== Written instruction ==
Copy out every line containing the word "Trips".

(Recorded data)
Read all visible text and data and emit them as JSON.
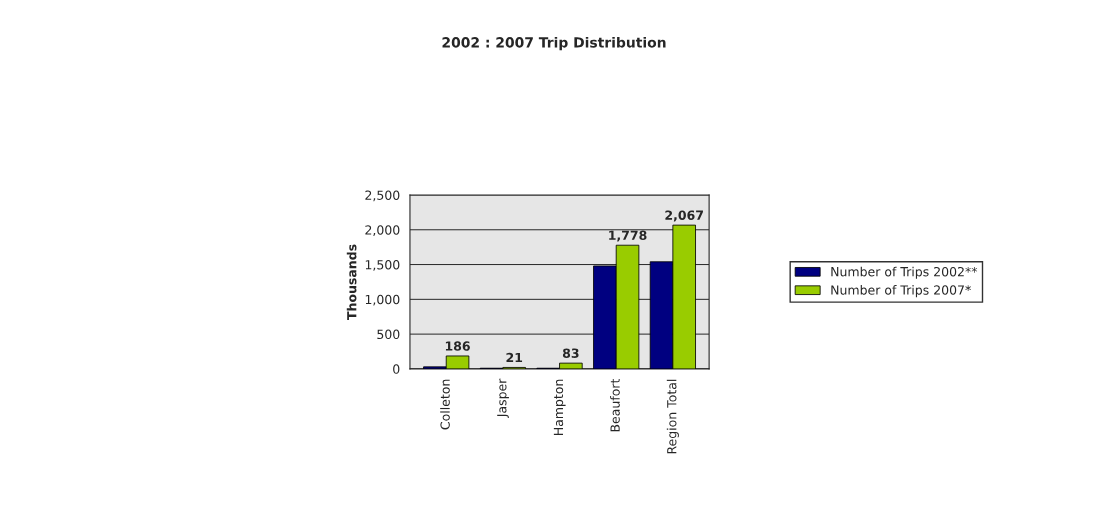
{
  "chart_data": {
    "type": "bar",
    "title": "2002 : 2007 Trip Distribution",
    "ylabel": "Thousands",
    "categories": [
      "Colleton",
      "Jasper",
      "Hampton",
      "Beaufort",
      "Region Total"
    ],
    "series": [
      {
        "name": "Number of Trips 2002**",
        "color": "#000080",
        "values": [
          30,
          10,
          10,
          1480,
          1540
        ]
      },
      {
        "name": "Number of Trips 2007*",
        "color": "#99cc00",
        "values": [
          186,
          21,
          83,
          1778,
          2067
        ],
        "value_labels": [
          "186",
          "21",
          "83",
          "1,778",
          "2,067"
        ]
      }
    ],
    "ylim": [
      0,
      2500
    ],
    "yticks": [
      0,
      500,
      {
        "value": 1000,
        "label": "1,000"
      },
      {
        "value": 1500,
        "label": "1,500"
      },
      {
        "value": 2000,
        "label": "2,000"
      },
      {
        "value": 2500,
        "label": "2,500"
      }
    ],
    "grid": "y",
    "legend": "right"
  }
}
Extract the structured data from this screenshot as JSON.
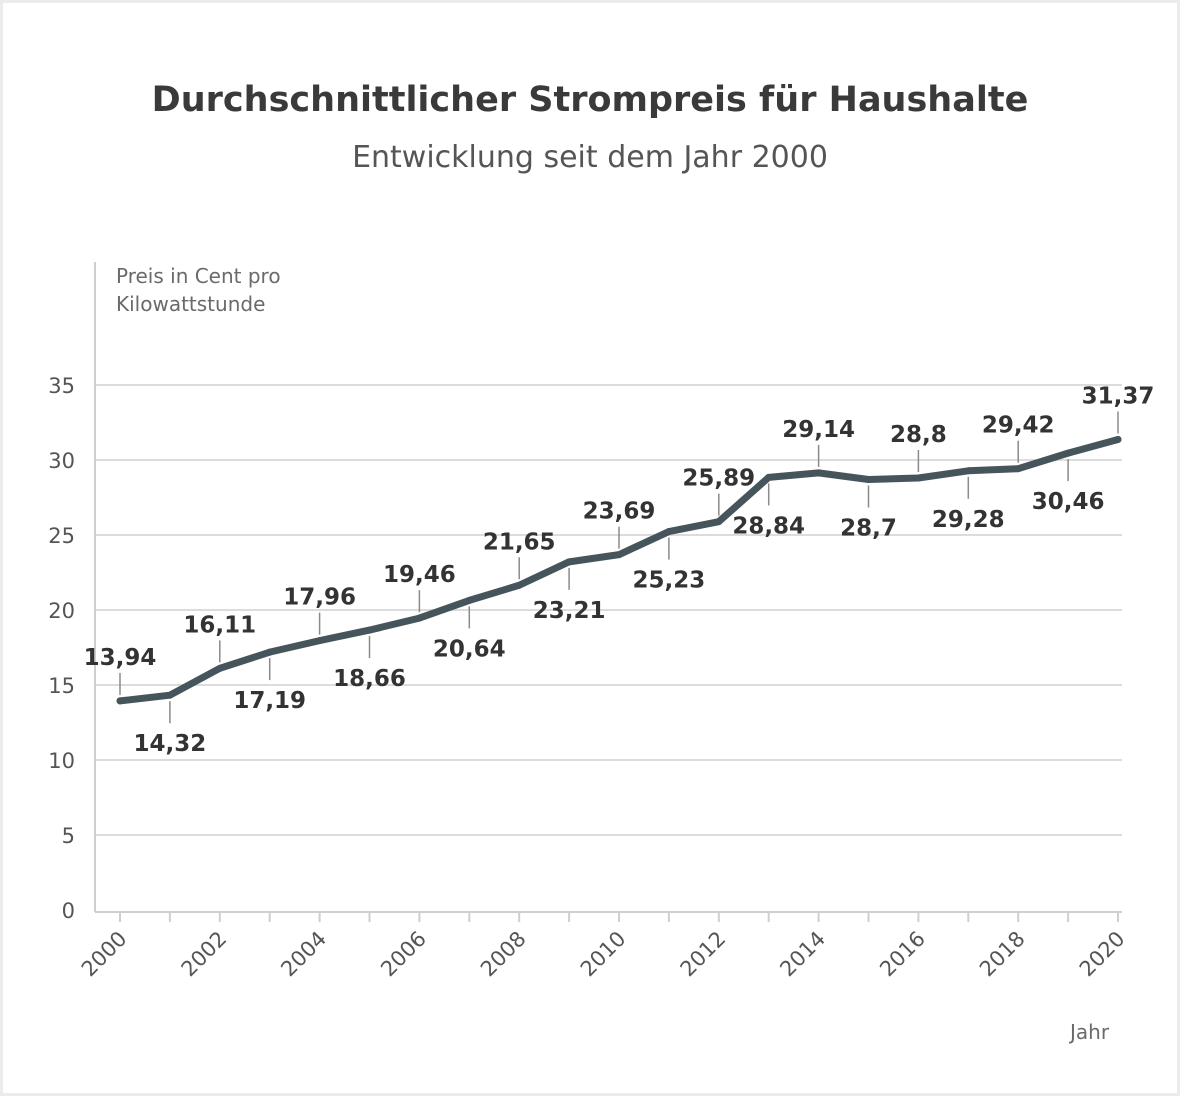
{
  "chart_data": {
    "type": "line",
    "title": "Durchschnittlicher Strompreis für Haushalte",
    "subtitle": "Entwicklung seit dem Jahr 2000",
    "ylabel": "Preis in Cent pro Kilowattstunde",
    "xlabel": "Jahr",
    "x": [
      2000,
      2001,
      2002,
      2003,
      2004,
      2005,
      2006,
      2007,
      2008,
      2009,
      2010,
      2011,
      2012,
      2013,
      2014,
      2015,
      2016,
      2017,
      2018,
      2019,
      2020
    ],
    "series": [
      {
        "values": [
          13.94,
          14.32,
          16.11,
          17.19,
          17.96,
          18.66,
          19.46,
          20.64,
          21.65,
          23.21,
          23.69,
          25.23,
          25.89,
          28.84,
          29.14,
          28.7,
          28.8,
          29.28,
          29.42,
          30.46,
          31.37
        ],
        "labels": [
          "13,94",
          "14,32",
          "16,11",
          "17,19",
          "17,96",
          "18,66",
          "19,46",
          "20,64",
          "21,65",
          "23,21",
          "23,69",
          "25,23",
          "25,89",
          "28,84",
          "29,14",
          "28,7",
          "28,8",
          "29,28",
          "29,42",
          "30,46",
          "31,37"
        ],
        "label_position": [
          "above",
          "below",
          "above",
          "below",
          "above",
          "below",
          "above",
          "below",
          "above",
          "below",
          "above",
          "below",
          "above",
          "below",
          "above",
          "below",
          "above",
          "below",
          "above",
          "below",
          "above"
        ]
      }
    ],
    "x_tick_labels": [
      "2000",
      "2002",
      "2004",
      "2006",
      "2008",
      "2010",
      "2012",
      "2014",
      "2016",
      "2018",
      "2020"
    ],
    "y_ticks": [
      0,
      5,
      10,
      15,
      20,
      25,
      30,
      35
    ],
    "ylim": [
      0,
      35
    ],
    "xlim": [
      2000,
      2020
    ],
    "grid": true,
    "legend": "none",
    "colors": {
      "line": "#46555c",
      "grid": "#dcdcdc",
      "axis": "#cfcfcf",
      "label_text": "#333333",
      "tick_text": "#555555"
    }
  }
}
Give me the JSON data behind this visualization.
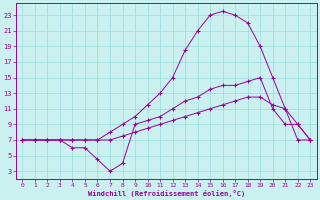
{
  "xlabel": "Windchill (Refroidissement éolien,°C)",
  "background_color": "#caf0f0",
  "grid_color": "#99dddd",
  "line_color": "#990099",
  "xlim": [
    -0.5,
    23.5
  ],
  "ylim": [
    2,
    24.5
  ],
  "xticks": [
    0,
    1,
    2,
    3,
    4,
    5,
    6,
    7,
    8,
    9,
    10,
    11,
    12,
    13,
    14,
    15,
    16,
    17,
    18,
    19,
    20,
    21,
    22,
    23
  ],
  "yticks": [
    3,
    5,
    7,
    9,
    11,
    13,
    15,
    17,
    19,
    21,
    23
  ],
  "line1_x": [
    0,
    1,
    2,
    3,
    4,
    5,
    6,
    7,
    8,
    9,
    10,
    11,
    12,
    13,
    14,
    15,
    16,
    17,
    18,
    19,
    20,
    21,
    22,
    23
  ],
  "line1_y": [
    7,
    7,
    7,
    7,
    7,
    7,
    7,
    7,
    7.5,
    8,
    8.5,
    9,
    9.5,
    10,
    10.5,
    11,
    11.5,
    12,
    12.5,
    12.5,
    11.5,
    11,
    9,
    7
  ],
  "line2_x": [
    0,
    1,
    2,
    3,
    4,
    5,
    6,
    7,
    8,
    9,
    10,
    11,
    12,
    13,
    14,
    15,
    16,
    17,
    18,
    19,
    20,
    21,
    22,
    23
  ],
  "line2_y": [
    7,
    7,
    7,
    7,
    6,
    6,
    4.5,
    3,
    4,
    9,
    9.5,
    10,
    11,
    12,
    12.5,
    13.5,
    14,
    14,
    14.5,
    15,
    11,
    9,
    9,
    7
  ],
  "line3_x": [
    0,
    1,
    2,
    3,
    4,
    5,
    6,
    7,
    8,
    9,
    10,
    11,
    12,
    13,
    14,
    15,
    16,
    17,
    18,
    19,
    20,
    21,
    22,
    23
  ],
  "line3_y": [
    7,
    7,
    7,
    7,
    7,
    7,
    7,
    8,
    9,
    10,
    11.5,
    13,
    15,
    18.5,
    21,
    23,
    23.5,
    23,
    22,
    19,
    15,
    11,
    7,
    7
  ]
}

== Worked solution ==
        "name": "Number of Trips 2002**",
        "name": "Number of Trips 2007*",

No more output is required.